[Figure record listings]
___

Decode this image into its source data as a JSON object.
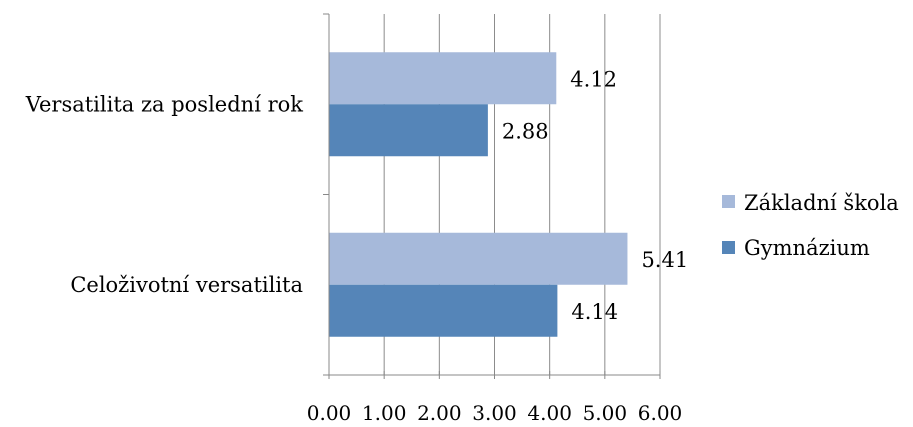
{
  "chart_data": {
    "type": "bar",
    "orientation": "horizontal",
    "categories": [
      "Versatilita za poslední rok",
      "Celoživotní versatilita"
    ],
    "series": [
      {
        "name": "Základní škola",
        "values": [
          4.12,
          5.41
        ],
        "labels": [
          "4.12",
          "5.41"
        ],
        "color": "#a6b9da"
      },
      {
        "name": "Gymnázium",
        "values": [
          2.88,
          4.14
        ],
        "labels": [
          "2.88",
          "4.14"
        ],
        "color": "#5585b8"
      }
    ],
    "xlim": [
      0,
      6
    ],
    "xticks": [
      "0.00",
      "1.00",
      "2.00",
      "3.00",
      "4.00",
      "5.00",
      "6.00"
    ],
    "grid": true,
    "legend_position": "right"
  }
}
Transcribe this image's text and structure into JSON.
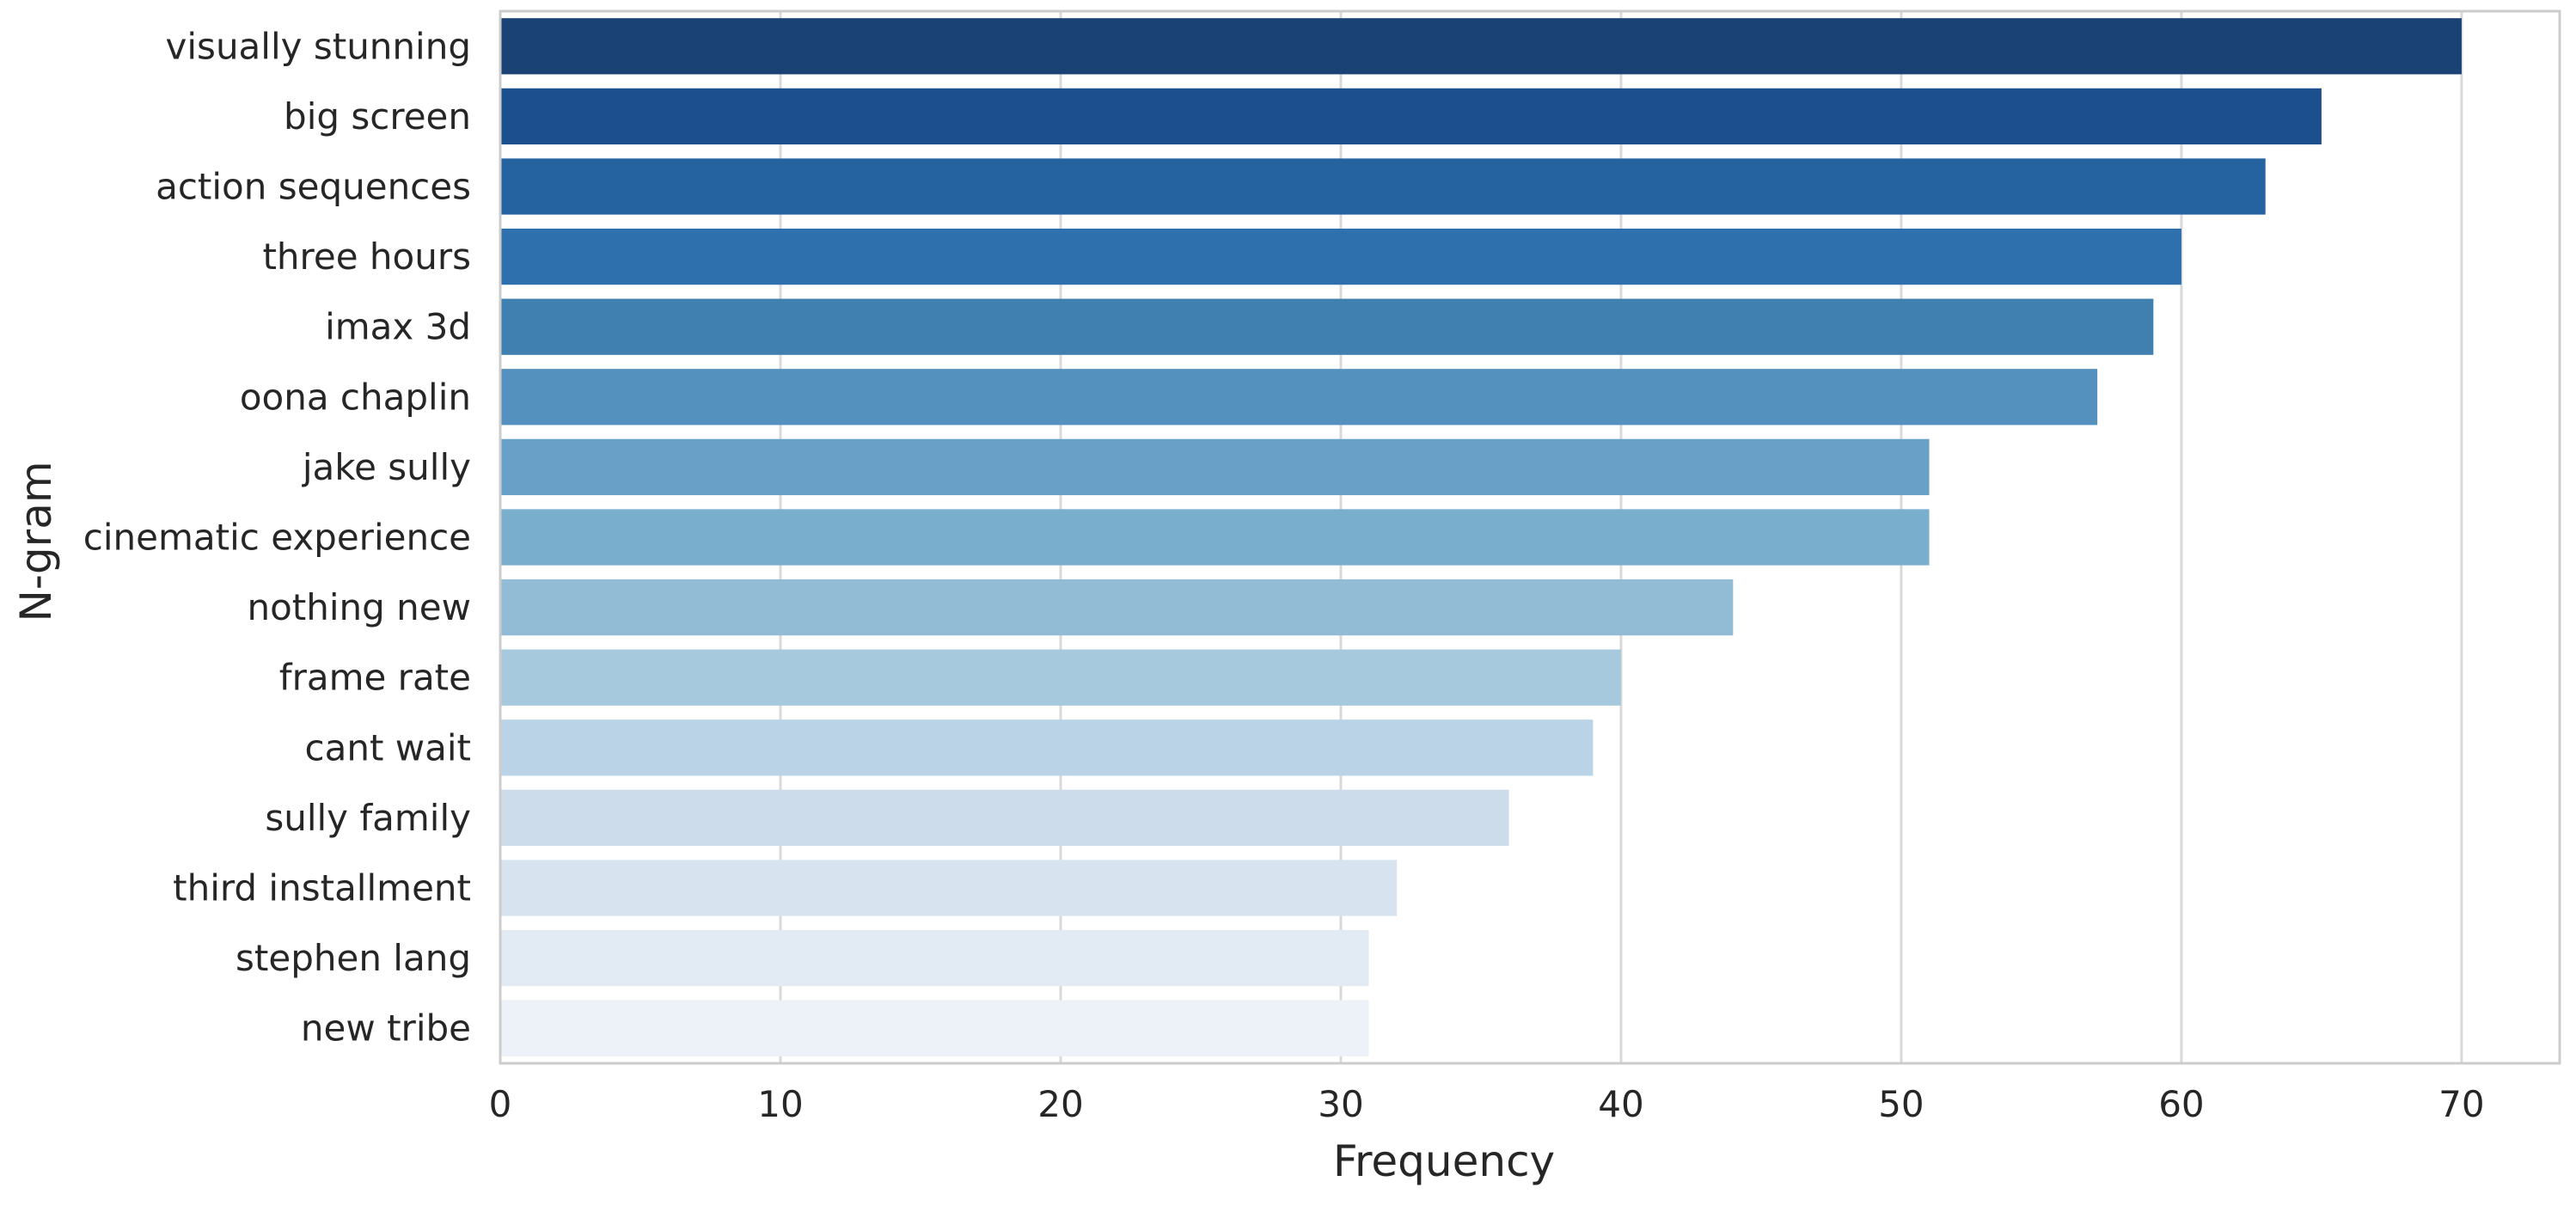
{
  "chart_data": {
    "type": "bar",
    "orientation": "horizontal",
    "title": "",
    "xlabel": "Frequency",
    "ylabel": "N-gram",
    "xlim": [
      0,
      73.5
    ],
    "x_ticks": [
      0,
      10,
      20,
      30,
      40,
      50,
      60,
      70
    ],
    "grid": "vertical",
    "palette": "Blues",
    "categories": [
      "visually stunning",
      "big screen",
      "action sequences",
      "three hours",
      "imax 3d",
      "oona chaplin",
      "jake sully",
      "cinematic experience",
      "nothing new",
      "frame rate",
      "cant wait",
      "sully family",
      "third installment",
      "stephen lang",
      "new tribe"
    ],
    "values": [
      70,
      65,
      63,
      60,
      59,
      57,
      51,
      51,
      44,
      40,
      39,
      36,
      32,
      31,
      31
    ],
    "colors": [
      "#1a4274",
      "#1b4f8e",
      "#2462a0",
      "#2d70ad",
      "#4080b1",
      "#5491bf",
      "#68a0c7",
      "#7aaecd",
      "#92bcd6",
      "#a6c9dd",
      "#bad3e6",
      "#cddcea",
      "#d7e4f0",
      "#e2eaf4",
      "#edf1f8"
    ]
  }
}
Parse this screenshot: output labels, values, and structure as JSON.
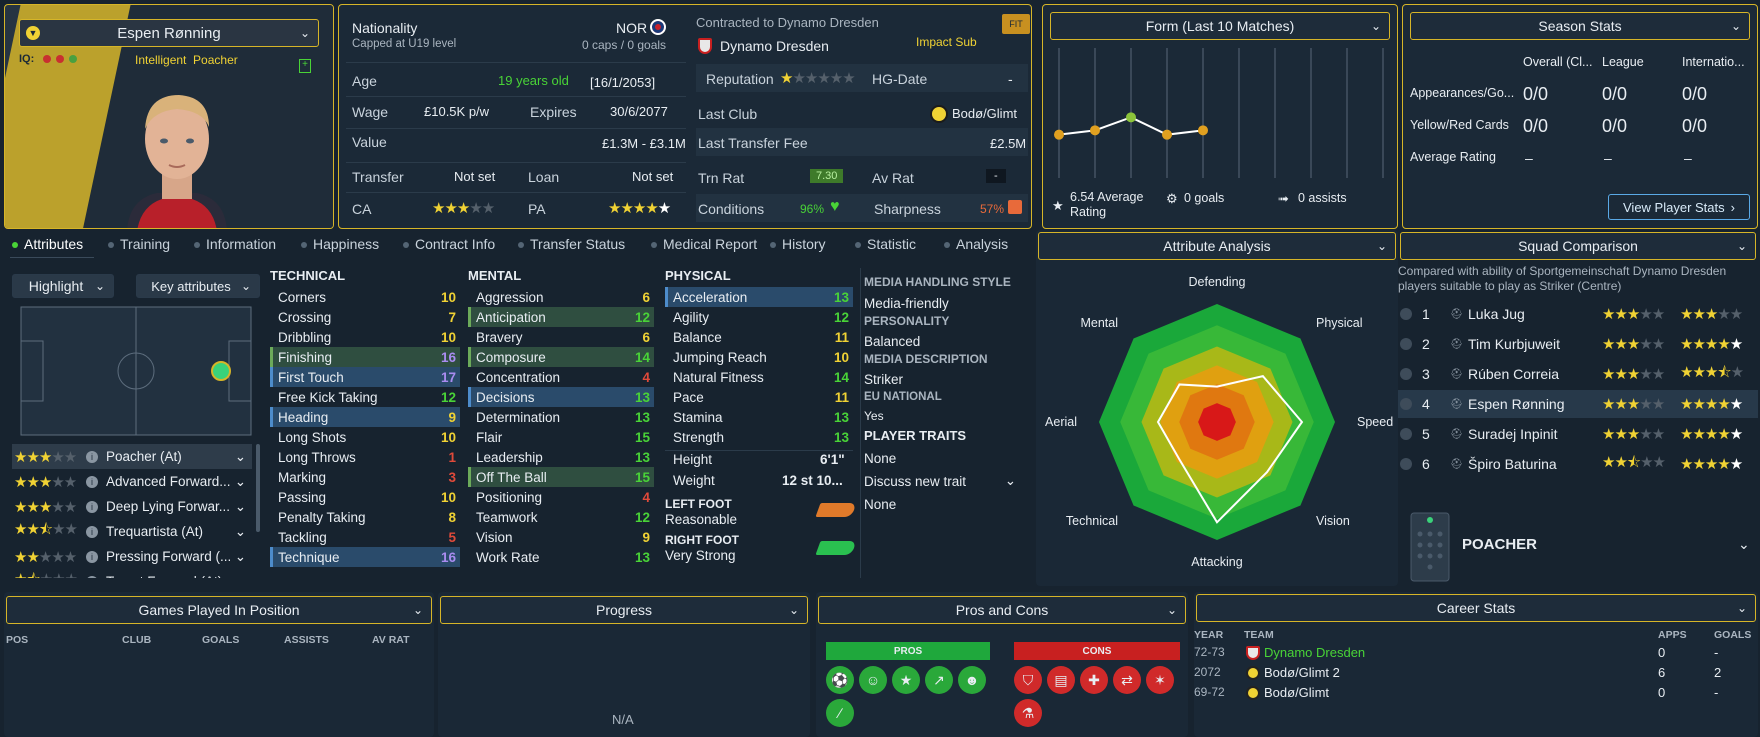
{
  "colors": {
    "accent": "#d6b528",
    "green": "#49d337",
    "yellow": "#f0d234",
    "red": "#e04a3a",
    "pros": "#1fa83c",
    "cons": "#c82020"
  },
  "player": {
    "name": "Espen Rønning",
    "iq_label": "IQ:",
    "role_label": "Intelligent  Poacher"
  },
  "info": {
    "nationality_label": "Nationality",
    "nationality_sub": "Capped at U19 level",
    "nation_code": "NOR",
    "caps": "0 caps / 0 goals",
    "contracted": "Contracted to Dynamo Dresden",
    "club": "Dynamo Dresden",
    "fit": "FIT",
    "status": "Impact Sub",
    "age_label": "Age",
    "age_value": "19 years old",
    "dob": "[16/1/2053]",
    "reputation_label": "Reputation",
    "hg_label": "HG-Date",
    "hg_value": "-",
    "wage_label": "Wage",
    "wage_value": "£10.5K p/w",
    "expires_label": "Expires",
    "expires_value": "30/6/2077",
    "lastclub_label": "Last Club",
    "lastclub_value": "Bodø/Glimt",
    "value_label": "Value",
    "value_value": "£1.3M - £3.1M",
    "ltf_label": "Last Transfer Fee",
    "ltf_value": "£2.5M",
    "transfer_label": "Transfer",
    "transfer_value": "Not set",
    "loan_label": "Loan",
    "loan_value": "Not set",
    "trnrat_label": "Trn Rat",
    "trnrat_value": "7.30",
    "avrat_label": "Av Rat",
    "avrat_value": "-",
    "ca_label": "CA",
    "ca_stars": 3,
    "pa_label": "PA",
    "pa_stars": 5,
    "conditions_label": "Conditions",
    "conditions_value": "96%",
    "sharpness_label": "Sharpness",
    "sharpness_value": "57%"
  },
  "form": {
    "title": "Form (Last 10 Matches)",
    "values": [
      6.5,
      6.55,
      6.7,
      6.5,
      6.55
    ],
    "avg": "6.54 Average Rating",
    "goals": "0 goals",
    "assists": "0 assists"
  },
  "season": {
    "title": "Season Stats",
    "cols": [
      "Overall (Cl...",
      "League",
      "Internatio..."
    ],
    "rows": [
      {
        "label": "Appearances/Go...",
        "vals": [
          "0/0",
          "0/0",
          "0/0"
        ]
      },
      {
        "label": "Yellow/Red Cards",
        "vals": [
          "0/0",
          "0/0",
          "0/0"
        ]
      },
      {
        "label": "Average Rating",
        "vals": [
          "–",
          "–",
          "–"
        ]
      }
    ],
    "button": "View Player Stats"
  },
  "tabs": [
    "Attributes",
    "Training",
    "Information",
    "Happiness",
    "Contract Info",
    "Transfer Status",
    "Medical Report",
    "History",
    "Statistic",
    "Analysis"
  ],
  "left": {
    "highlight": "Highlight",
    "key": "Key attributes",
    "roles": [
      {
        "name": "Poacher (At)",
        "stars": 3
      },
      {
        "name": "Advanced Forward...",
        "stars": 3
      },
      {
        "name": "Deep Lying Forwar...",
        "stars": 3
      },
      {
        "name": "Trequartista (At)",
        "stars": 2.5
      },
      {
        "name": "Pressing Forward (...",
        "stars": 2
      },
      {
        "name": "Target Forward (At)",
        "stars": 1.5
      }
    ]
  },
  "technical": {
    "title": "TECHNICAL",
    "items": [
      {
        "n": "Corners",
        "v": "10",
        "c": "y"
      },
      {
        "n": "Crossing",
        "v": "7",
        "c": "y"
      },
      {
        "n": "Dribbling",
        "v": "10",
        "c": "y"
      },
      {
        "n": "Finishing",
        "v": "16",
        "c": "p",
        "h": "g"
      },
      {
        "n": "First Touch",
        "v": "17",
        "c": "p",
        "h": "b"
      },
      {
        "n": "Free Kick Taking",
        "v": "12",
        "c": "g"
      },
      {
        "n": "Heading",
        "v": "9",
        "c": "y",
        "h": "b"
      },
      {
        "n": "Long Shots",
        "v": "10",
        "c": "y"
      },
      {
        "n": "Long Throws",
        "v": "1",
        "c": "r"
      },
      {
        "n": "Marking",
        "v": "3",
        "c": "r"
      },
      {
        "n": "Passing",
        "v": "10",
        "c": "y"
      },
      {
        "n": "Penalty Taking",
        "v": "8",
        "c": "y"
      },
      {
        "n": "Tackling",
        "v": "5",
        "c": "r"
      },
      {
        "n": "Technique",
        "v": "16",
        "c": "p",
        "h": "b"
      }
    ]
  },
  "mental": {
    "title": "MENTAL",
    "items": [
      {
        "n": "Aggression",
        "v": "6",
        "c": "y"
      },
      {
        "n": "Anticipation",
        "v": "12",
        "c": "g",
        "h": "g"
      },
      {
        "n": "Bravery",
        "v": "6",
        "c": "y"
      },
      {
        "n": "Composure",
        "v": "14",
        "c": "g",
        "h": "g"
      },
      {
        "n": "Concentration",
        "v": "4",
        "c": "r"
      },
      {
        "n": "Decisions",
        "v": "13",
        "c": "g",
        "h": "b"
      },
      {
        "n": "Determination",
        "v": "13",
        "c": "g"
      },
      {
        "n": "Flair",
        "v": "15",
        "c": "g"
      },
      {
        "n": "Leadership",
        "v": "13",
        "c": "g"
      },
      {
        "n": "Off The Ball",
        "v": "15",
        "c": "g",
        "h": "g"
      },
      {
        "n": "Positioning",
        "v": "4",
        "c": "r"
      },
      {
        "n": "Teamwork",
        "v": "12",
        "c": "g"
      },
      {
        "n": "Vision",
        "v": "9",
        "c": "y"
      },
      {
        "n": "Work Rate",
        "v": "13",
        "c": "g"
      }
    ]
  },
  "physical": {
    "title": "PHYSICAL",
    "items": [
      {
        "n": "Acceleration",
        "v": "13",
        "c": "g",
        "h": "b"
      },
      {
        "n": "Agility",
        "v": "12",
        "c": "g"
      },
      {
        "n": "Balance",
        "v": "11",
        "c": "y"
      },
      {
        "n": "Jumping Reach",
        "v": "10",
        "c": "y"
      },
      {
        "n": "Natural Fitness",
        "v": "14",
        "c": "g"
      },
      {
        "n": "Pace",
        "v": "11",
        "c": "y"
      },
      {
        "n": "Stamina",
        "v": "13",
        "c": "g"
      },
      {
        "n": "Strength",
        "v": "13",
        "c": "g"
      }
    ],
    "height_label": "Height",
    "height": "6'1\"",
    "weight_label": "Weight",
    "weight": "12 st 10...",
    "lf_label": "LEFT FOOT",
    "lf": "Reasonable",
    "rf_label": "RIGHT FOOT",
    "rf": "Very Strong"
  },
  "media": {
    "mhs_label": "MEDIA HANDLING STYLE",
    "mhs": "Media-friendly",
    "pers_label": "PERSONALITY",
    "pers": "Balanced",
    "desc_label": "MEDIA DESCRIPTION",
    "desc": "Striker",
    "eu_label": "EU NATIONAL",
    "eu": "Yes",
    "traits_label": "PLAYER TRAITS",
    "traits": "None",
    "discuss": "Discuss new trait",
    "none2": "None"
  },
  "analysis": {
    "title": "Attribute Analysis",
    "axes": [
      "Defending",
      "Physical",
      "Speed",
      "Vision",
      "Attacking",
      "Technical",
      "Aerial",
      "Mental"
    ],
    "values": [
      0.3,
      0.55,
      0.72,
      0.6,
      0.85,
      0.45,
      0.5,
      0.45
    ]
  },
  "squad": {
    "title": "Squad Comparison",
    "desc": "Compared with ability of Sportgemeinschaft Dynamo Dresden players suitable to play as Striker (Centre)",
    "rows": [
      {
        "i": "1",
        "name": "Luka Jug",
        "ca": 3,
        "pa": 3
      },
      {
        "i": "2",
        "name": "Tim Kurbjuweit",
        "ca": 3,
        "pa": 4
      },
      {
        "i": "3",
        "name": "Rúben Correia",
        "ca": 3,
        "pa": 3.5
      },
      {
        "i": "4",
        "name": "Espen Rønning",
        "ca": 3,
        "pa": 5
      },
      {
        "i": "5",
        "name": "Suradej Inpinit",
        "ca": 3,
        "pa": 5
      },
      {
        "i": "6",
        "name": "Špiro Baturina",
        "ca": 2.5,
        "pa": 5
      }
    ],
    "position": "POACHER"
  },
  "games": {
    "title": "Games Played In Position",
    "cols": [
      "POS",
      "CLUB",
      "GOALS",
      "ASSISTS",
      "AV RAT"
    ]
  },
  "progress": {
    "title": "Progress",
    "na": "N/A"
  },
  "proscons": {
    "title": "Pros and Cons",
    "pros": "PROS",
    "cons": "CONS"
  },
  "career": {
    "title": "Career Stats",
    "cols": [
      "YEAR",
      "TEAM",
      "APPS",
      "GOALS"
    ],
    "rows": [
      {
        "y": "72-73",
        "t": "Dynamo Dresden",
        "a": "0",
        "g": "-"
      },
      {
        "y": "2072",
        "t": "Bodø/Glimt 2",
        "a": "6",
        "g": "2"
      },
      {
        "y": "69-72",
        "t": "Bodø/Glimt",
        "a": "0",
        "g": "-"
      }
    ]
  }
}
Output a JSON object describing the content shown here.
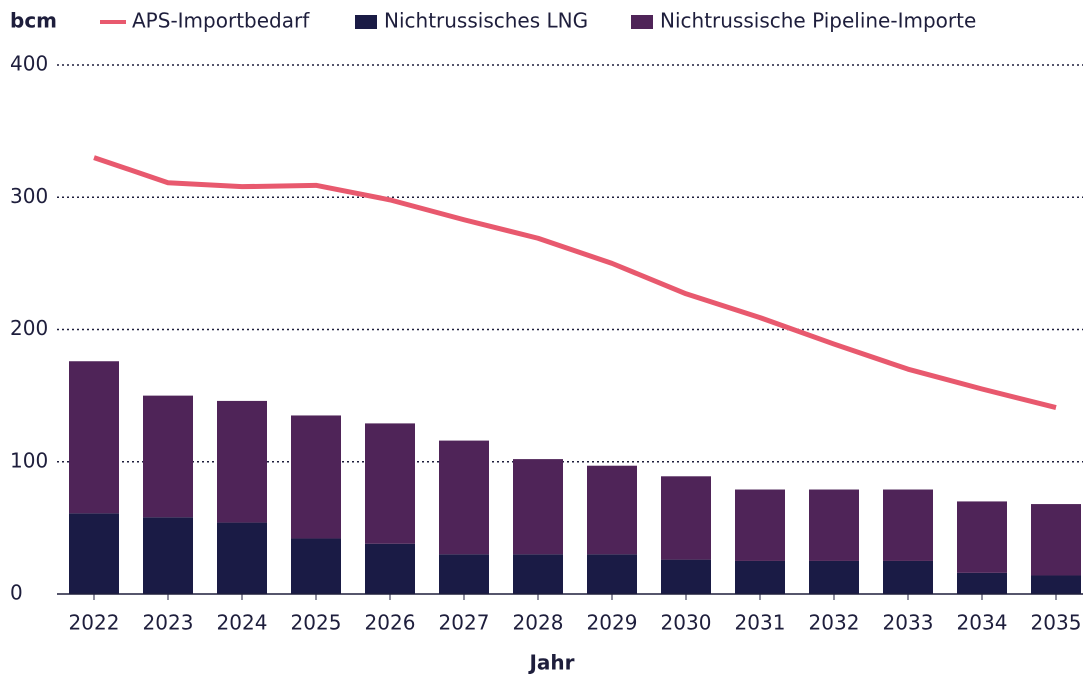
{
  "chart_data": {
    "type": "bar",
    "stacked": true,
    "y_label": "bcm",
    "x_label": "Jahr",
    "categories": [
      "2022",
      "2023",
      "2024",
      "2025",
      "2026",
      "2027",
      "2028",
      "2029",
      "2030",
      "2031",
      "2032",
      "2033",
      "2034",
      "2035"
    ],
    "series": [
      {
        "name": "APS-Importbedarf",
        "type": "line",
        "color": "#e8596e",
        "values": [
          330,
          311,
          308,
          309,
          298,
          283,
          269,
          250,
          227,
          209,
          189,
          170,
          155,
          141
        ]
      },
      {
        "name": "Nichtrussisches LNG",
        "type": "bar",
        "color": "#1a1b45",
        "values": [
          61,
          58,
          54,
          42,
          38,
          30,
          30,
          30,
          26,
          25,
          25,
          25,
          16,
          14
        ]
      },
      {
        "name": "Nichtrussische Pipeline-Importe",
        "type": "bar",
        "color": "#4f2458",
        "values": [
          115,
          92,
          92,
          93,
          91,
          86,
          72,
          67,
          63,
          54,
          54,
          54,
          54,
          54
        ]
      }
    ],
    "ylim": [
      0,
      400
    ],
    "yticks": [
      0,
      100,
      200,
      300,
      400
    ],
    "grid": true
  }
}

___

Gather up, from the records above, each line where the word "Espen" appears.

> REPLY TO THE EXERCISE
    "name": "Espen Rønning",
        "name": "Espen Rønning",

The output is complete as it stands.